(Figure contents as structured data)

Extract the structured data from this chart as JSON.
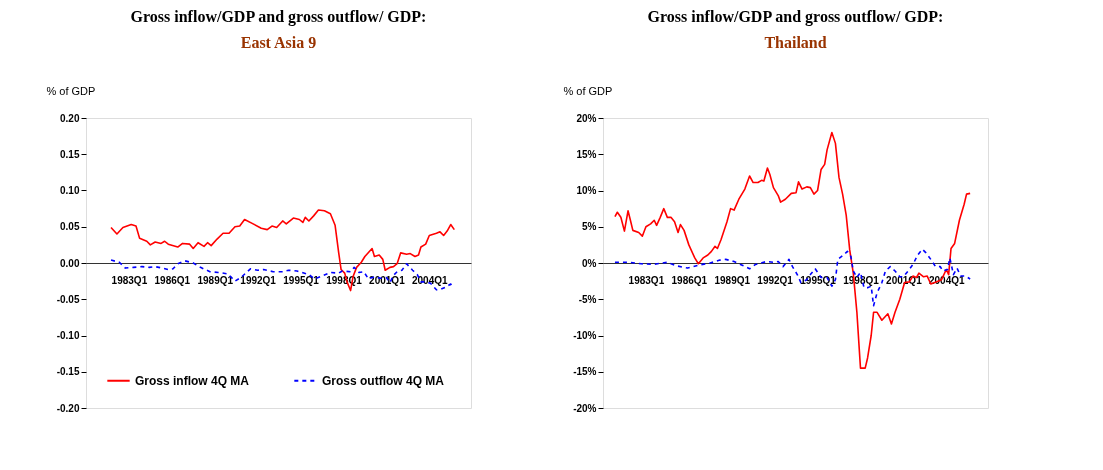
{
  "chart_data": [
    {
      "type": "line",
      "title": "Gross inflow/GDP and gross outflow/ GDP:",
      "subtitle": "East Asia 9",
      "ylabel": "% of GDP",
      "legend": "bottom",
      "grid": false,
      "xlim": [
        "1980-01",
        "2006-12"
      ],
      "ylim": [
        -0.2,
        0.2
      ],
      "xticks": [
        {
          "value": "1983-01",
          "label": "1983Q1"
        },
        {
          "value": "1986-01",
          "label": "1986Q1"
        },
        {
          "value": "1989-01",
          "label": "1989Q1"
        },
        {
          "value": "1992-01",
          "label": "1992Q1"
        },
        {
          "value": "1995-01",
          "label": "1995Q1"
        },
        {
          "value": "1998-01",
          "label": "1998Q1"
        },
        {
          "value": "2001-01",
          "label": "2001Q1"
        },
        {
          "value": "2004-01",
          "label": "2004Q1"
        }
      ],
      "yticks": [
        {
          "value": 0.2,
          "label": "0.20"
        },
        {
          "value": 0.15,
          "label": "0.15"
        },
        {
          "value": 0.1,
          "label": "0.10"
        },
        {
          "value": 0.05,
          "label": "0.05"
        },
        {
          "value": 0,
          "label": "0.00"
        },
        {
          "value": -0.05,
          "label": "-0.05"
        },
        {
          "value": -0.1,
          "label": "-0.10"
        },
        {
          "value": -0.15,
          "label": "-0.15"
        },
        {
          "value": -0.2,
          "label": "-0.20"
        }
      ],
      "series": [
        {
          "name": "Gross inflow 4Q MA",
          "color": "#ff0000",
          "line_style": "solid",
          "x": [
            "1981-10",
            "1982-03",
            "1982-08",
            "1983-03",
            "1983-07",
            "1983-10",
            "1984-04",
            "1984-07",
            "1984-11",
            "1985-04",
            "1985-07",
            "1985-10",
            "1986-06",
            "1986-10",
            "1987-04",
            "1987-07",
            "1987-11",
            "1988-04",
            "1988-07",
            "1988-10",
            "1989-03",
            "1989-08",
            "1990-01",
            "1990-06",
            "1990-10",
            "1991-02",
            "1991-08",
            "1992-04",
            "1992-09",
            "1993-01",
            "1993-05",
            "1993-10",
            "1994-01",
            "1994-07",
            "1994-12",
            "1995-03",
            "1995-05",
            "1995-08",
            "1995-12",
            "1996-04",
            "1996-09",
            "1997-02",
            "1997-06",
            "1997-09",
            "1997-11",
            "1998-02",
            "1998-04",
            "1998-07",
            "1998-09",
            "1998-12",
            "1999-04",
            "1999-07",
            "2000-01",
            "2000-03",
            "2000-07",
            "2000-10",
            "2000-12",
            "2001-04",
            "2001-07",
            "2001-10",
            "2002-01",
            "2002-06",
            "2002-09",
            "2003-01",
            "2003-04",
            "2003-06",
            "2003-10",
            "2004-01",
            "2004-07",
            "2004-10",
            "2005-01",
            "2005-04",
            "2005-07",
            "2005-10"
          ],
          "values": [
            0.049,
            0.04,
            0.049,
            0.053,
            0.051,
            0.034,
            0.03,
            0.025,
            0.029,
            0.027,
            0.03,
            0.026,
            0.022,
            0.027,
            0.026,
            0.02,
            0.028,
            0.023,
            0.028,
            0.024,
            0.033,
            0.041,
            0.041,
            0.05,
            0.051,
            0.06,
            0.055,
            0.048,
            0.046,
            0.051,
            0.049,
            0.058,
            0.054,
            0.062,
            0.06,
            0.056,
            0.063,
            0.058,
            0.065,
            0.073,
            0.072,
            0.068,
            0.052,
            0.014,
            -0.009,
            -0.014,
            -0.026,
            -0.038,
            -0.019,
            -0.006,
            0.001,
            0.009,
            0.02,
            0.009,
            0.011,
            0.005,
            -0.01,
            -0.006,
            -0.005,
            -0.001,
            0.014,
            0.012,
            0.013,
            0.009,
            0.011,
            0.022,
            0.026,
            0.038,
            0.041,
            0.043,
            0.038,
            0.044,
            0.053,
            0.046
          ]
        },
        {
          "name": "Gross outflow 4Q MA",
          "color": "#0000ff",
          "line_style": "dashed",
          "x": [
            "1981-10",
            "1982-05",
            "1982-10",
            "1983-05",
            "1983-12",
            "1984-06",
            "1984-11",
            "1985-05",
            "1985-10",
            "1986-02",
            "1986-06",
            "1986-12",
            "1987-07",
            "1988-01",
            "1988-09",
            "1989-04",
            "1989-12",
            "1990-06",
            "1990-11",
            "1991-07",
            "1992-01",
            "1992-06",
            "1993-02",
            "1993-10",
            "1994-03",
            "1994-10",
            "1995-08",
            "1996-01",
            "1996-07",
            "1997-02",
            "1997-09",
            "1997-12",
            "1998-07",
            "1998-10",
            "1999-02",
            "1999-06",
            "1999-10",
            "2000-03",
            "2000-08",
            "2001-01",
            "2001-04",
            "2001-07",
            "2001-10",
            "2002-02",
            "2002-06",
            "2002-11",
            "2003-03",
            "2003-06",
            "2003-10",
            "2004-02",
            "2004-07",
            "2004-11",
            "2005-03",
            "2005-07",
            "2005-09"
          ],
          "values": [
            0.004,
            0.001,
            -0.007,
            -0.006,
            -0.005,
            -0.006,
            -0.005,
            -0.007,
            -0.009,
            -0.008,
            -0.001,
            0.003,
            0.0,
            -0.006,
            -0.012,
            -0.013,
            -0.015,
            -0.025,
            -0.02,
            -0.008,
            -0.01,
            -0.009,
            -0.012,
            -0.012,
            -0.01,
            -0.011,
            -0.016,
            -0.022,
            -0.018,
            -0.013,
            -0.014,
            -0.011,
            -0.012,
            -0.006,
            -0.013,
            -0.012,
            -0.022,
            -0.019,
            -0.021,
            -0.02,
            -0.027,
            -0.017,
            -0.012,
            -0.01,
            -0.001,
            -0.01,
            -0.016,
            -0.026,
            -0.026,
            -0.028,
            -0.037,
            -0.036,
            -0.033,
            -0.029,
            -0.034
          ]
        }
      ]
    },
    {
      "type": "line",
      "title": "Gross inflow/GDP and gross outflow/ GDP:",
      "subtitle": "Thailand",
      "ylabel": "% of GDP",
      "legend": "bottom",
      "grid": false,
      "xlim": [
        "1980-01",
        "2006-12"
      ],
      "ylim": [
        -20,
        20
      ],
      "xticks": [
        {
          "value": "1983-01",
          "label": "1983Q1"
        },
        {
          "value": "1986-01",
          "label": "1986Q1"
        },
        {
          "value": "1989-01",
          "label": "1989Q1"
        },
        {
          "value": "1992-01",
          "label": "1992Q1"
        },
        {
          "value": "1995-01",
          "label": "1995Q1"
        },
        {
          "value": "1998-01",
          "label": "1998Q1"
        },
        {
          "value": "2001-01",
          "label": "2001Q1"
        },
        {
          "value": "2004-01",
          "label": "2004Q1"
        }
      ],
      "yticks": [
        {
          "value": 20,
          "label": "20%"
        },
        {
          "value": 15,
          "label": "15%"
        },
        {
          "value": 10,
          "label": "10%"
        },
        {
          "value": 5,
          "label": "5%"
        },
        {
          "value": 0,
          "label": "0%"
        },
        {
          "value": -5,
          "label": "-5%"
        },
        {
          "value": -10,
          "label": "-10%"
        },
        {
          "value": -15,
          "label": "-15%"
        },
        {
          "value": -20,
          "label": "-20%"
        }
      ],
      "series": [
        {
          "name": "Gross inflow 4Q MA",
          "color": "#ff0000",
          "line_style": "solid",
          "x": [
            "1980-11",
            "1981-01",
            "1981-04",
            "1981-07",
            "1981-10",
            "1981-12",
            "1982-02",
            "1982-07",
            "1982-10",
            "1983-01",
            "1983-05",
            "1983-08",
            "1983-10",
            "1984-01",
            "1984-04",
            "1984-07",
            "1984-10",
            "1985-01",
            "1985-04",
            "1985-06",
            "1985-09",
            "1986-01",
            "1986-06",
            "1986-09",
            "1987-01",
            "1987-05",
            "1987-08",
            "1987-11",
            "1988-01",
            "1988-04",
            "1988-09",
            "1988-12",
            "1989-03",
            "1989-07",
            "1989-12",
            "1990-04",
            "1990-07",
            "1990-11",
            "1991-02",
            "1991-04",
            "1991-07",
            "1991-09",
            "1991-12",
            "1992-04",
            "1992-06",
            "1992-10",
            "1993-03",
            "1993-07",
            "1993-09",
            "1993-12",
            "1994-04",
            "1994-07",
            "1994-10",
            "1995-01",
            "1995-04",
            "1995-07",
            "1995-09",
            "1996-01",
            "1996-04",
            "1996-07",
            "1996-10",
            "1997-01",
            "1997-04",
            "1997-07",
            "1997-10",
            "1998-01",
            "1998-05",
            "1998-07",
            "1998-10",
            "1998-12",
            "1999-03",
            "1999-07",
            "1999-12",
            "2000-03",
            "2000-06",
            "2000-10",
            "2001-02",
            "2001-06",
            "2001-09",
            "2001-12",
            "2002-02",
            "2002-06",
            "2002-09",
            "2002-12",
            "2003-05",
            "2003-09",
            "2004-01",
            "2004-03",
            "2004-05",
            "2004-08",
            "2004-12",
            "2005-04",
            "2005-06",
            "2005-09"
          ],
          "values": [
            6.4,
            7.0,
            6.3,
            4.4,
            7.2,
            5.9,
            4.5,
            4.2,
            3.7,
            5.0,
            5.4,
            5.9,
            5.2,
            6.3,
            7.5,
            6.3,
            6.3,
            5.7,
            4.2,
            5.3,
            4.5,
            2.5,
            0.7,
            -0.1,
            0.7,
            1.1,
            1.6,
            2.3,
            2.0,
            3.2,
            5.7,
            7.5,
            7.3,
            8.8,
            10.2,
            12.0,
            11.1,
            11.1,
            11.4,
            11.3,
            13.1,
            12.2,
            10.4,
            9.3,
            8.4,
            8.8,
            9.6,
            9.7,
            11.2,
            10.2,
            10.5,
            10.4,
            9.5,
            10.0,
            12.9,
            13.6,
            15.6,
            18.0,
            16.5,
            11.8,
            9.5,
            6.6,
            1.8,
            -1.4,
            -6.8,
            -14.5,
            -14.5,
            -13.1,
            -10.0,
            -6.8,
            -6.8,
            -7.9,
            -7.0,
            -8.4,
            -6.8,
            -5.0,
            -2.7,
            -2.6,
            -1.8,
            -2.0,
            -1.4,
            -1.9,
            -1.8,
            -2.9,
            -2.6,
            -2.3,
            -0.9,
            -1.6,
            2.0,
            2.7,
            5.9,
            8.1,
            9.5,
            9.6
          ]
        },
        {
          "name": "Gross outflow 4Q MA",
          "color": "#0000ff",
          "line_style": "dashed",
          "x": [
            "1980-11",
            "1981-11",
            "1982-09",
            "1983-07",
            "1984-07",
            "1985-03",
            "1985-12",
            "1986-09",
            "1987-07",
            "1988-03",
            "1988-08",
            "1989-03",
            "1989-11",
            "1990-04",
            "1990-09",
            "1991-06",
            "1991-12",
            "1992-04",
            "1992-08",
            "1993-01",
            "1993-04",
            "1993-08",
            "1993-11",
            "1994-04",
            "1994-07",
            "1994-11",
            "1995-04",
            "1995-09",
            "1996-01",
            "1996-04",
            "1996-06",
            "1996-10",
            "1997-02",
            "1997-05",
            "1997-07",
            "1997-10",
            "1998-01",
            "1998-04",
            "1998-07",
            "1998-10",
            "1998-12",
            "1999-03",
            "1999-07",
            "1999-10",
            "2000-02",
            "2000-06",
            "2000-10",
            "2001-01",
            "2001-05",
            "2001-09",
            "2002-01",
            "2002-05",
            "2002-08",
            "2002-12",
            "2003-04",
            "2003-08",
            "2003-10",
            "2004-02",
            "2004-04",
            "2004-07",
            "2004-10",
            "2005-01",
            "2005-05",
            "2005-09"
          ],
          "values": [
            0.1,
            0.1,
            -0.1,
            -0.2,
            0.1,
            -0.4,
            -0.7,
            -0.3,
            0.0,
            0.4,
            0.5,
            0.2,
            -0.4,
            -0.8,
            -0.2,
            0.2,
            0.1,
            0.2,
            -0.5,
            0.5,
            -0.5,
            -1.6,
            -2.7,
            -2.3,
            -1.6,
            -0.8,
            -2.0,
            -2.0,
            -3.2,
            -2.3,
            0.5,
            1.0,
            1.6,
            0.9,
            -1.1,
            -2.0,
            -1.3,
            -3.4,
            -3.4,
            -3.2,
            -5.9,
            -4.1,
            -2.7,
            -1.1,
            -0.5,
            -1.1,
            -1.9,
            -1.9,
            -1.1,
            -0.2,
            1.1,
            1.9,
            1.4,
            0.5,
            -0.5,
            -0.5,
            -1.1,
            -0.9,
            0.7,
            -1.6,
            -0.7,
            -1.8,
            -1.8,
            -2.2
          ]
        }
      ]
    }
  ]
}
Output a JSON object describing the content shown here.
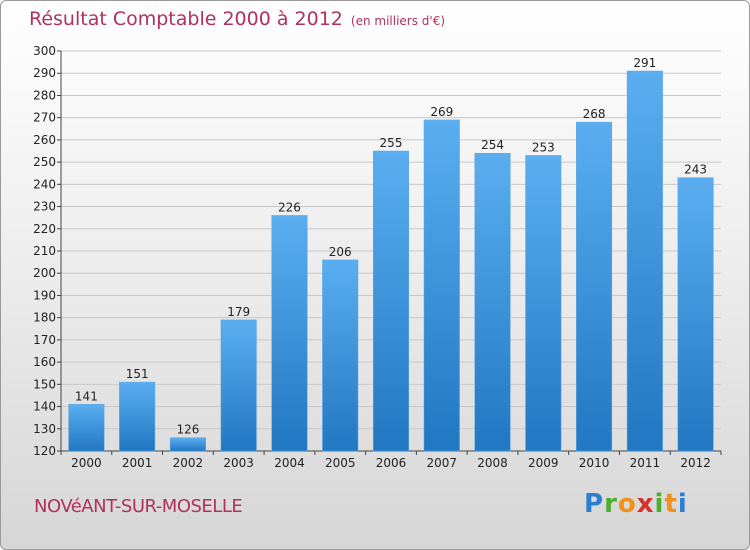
{
  "header": {
    "title": "Résultat Comptable 2000 à 2012",
    "unit_note": "(en milliers d'€)"
  },
  "footer": {
    "commune": "NOVéANT-SUR-MOSELLE",
    "logo_letters": [
      "P",
      "r",
      "o",
      "x",
      "i",
      "t",
      "i"
    ]
  },
  "colors": {
    "title": "#b0325a",
    "bar_top": "#5aaef0",
    "bar_bottom": "#2277c2",
    "grid": "#c8c8c8",
    "logo": [
      "#2a7fd2",
      "#4cae2c",
      "#f09018",
      "#d8302a",
      "#4cae2c",
      "#f09018",
      "#2a7fd2"
    ]
  },
  "chart_data": {
    "type": "bar",
    "title": "Résultat Comptable 2000 à 2012",
    "subtitle": "(en milliers d'€)",
    "categories": [
      "2000",
      "2001",
      "2002",
      "2003",
      "2004",
      "2005",
      "2006",
      "2007",
      "2008",
      "2009",
      "2010",
      "2011",
      "2012"
    ],
    "values": [
      141,
      151,
      126,
      179,
      226,
      206,
      255,
      269,
      254,
      253,
      268,
      291,
      243
    ],
    "ylim": [
      120,
      300
    ],
    "yticks": [
      120,
      130,
      140,
      150,
      160,
      170,
      180,
      190,
      200,
      210,
      220,
      230,
      240,
      250,
      260,
      270,
      280,
      290,
      300
    ],
    "grid": true,
    "legend": "none"
  }
}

* **Goal**
Quote exactly, and nothing besides, the lines from the one with "Output a JSON" through the end of the records above; include both ends and omit the pictures.

* **Solution to this task**
Output a JSON object describing the content shown here.
{
  "header": {
    "title": "Résultat Comptable 2000 à 2012",
    "unit_note": "(en milliers d'€)"
  },
  "footer": {
    "commune": "NOVéANT-SUR-MOSELLE",
    "logo_letters": [
      "P",
      "r",
      "o",
      "x",
      "i",
      "t",
      "i"
    ]
  },
  "colors": {
    "title": "#b0325a",
    "bar_top": "#5aaef0",
    "bar_bottom": "#2277c2",
    "grid": "#c8c8c8",
    "logo": [
      "#2a7fd2",
      "#4cae2c",
      "#f09018",
      "#d8302a",
      "#4cae2c",
      "#f09018",
      "#2a7fd2"
    ]
  },
  "chart_data": {
    "type": "bar",
    "title": "Résultat Comptable 2000 à 2012",
    "subtitle": "(en milliers d'€)",
    "categories": [
      "2000",
      "2001",
      "2002",
      "2003",
      "2004",
      "2005",
      "2006",
      "2007",
      "2008",
      "2009",
      "2010",
      "2011",
      "2012"
    ],
    "values": [
      141,
      151,
      126,
      179,
      226,
      206,
      255,
      269,
      254,
      253,
      268,
      291,
      243
    ],
    "ylim": [
      120,
      300
    ],
    "yticks": [
      120,
      130,
      140,
      150,
      160,
      170,
      180,
      190,
      200,
      210,
      220,
      230,
      240,
      250,
      260,
      270,
      280,
      290,
      300
    ],
    "grid": true,
    "legend": "none"
  }
}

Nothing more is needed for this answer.